++++ Records for the exercise

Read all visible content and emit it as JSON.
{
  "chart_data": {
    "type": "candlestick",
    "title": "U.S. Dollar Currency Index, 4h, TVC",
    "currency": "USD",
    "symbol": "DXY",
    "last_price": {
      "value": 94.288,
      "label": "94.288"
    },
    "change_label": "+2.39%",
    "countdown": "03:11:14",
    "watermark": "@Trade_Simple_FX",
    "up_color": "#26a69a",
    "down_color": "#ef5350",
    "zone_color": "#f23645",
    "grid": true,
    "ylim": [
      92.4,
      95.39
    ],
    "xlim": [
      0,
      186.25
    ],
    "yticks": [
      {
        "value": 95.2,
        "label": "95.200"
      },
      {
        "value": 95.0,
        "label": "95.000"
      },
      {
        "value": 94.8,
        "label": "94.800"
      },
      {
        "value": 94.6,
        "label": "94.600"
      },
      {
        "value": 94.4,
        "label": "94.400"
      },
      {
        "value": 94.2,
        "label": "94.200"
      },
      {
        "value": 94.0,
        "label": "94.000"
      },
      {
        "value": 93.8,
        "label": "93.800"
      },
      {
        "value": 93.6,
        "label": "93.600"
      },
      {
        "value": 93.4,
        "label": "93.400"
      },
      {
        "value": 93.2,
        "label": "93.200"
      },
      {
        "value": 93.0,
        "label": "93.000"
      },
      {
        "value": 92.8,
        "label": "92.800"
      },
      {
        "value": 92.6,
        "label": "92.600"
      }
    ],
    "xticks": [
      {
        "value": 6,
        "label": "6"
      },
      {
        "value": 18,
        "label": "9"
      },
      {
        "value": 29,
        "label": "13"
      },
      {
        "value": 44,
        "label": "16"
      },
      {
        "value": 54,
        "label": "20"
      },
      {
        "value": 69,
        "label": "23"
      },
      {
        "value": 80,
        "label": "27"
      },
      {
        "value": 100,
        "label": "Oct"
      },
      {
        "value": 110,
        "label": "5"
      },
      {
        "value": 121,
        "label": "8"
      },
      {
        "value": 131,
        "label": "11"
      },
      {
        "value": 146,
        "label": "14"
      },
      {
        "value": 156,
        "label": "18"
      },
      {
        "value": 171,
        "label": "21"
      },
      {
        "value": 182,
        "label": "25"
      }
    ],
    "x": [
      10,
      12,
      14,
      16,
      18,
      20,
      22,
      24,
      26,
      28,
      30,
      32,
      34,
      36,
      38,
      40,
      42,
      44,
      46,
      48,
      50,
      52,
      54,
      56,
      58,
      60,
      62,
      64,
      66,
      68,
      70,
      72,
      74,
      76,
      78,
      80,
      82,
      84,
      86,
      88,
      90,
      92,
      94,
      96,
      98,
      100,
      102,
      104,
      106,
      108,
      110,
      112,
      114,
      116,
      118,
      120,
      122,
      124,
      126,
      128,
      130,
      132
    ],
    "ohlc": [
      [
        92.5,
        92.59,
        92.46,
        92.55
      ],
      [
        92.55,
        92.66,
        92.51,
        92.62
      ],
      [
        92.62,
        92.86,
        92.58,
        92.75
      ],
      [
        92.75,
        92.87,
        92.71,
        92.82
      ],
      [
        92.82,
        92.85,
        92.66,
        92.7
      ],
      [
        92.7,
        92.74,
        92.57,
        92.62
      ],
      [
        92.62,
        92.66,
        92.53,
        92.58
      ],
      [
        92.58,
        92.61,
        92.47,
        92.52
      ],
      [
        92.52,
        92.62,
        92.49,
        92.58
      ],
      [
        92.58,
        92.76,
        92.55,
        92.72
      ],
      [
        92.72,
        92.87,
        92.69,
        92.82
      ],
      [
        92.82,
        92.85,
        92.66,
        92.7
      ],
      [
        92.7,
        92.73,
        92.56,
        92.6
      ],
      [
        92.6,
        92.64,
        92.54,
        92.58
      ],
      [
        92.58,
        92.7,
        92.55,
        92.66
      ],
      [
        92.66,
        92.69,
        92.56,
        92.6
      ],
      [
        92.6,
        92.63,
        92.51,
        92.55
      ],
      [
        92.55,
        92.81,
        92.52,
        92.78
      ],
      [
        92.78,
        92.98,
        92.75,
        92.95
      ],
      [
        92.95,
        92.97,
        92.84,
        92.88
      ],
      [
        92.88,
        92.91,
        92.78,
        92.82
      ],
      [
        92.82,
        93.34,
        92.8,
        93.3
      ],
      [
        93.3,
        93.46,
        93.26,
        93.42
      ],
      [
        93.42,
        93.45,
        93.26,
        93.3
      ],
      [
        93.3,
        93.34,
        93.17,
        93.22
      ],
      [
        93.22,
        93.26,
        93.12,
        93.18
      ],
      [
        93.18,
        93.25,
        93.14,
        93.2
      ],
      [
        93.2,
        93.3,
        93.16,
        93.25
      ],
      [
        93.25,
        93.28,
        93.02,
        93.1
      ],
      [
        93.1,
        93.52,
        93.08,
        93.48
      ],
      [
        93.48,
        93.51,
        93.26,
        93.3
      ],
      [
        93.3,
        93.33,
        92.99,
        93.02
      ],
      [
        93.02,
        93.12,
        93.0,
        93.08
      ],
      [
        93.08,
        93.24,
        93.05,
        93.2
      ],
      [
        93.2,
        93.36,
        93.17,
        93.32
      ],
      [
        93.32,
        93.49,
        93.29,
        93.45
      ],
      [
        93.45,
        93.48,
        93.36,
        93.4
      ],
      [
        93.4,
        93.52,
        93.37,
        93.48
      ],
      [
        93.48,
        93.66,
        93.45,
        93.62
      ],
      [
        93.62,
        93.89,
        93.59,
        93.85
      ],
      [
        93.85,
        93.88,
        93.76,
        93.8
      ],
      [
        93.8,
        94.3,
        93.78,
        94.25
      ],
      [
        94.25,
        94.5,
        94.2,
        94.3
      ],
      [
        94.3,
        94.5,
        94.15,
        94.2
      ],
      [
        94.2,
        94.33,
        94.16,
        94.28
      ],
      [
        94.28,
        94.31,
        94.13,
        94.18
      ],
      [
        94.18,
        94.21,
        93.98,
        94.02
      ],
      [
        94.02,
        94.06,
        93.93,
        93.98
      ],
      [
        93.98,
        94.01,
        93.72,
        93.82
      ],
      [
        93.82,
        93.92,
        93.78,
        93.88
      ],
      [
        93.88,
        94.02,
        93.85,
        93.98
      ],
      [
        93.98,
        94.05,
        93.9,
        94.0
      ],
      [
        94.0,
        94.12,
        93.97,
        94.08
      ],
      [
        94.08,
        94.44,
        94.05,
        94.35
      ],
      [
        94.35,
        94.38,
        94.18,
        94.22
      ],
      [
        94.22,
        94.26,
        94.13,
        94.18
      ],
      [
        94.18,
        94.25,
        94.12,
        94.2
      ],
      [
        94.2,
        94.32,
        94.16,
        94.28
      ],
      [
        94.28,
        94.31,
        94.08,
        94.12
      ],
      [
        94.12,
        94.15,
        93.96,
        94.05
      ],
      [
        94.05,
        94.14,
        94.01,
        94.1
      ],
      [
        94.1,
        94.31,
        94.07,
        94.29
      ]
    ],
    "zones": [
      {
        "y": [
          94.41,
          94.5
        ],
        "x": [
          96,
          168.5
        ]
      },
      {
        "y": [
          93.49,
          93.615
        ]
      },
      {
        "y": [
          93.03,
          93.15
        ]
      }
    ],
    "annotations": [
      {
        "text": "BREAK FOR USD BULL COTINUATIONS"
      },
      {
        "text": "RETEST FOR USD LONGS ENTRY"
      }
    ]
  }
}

++++++++

Required task>
Show every line where the string "text" appears.

Task output>
        "text": "BREAK FOR USD BULL COTINUATIONS"
        "text": "RETEST FOR USD LONGS ENTRY"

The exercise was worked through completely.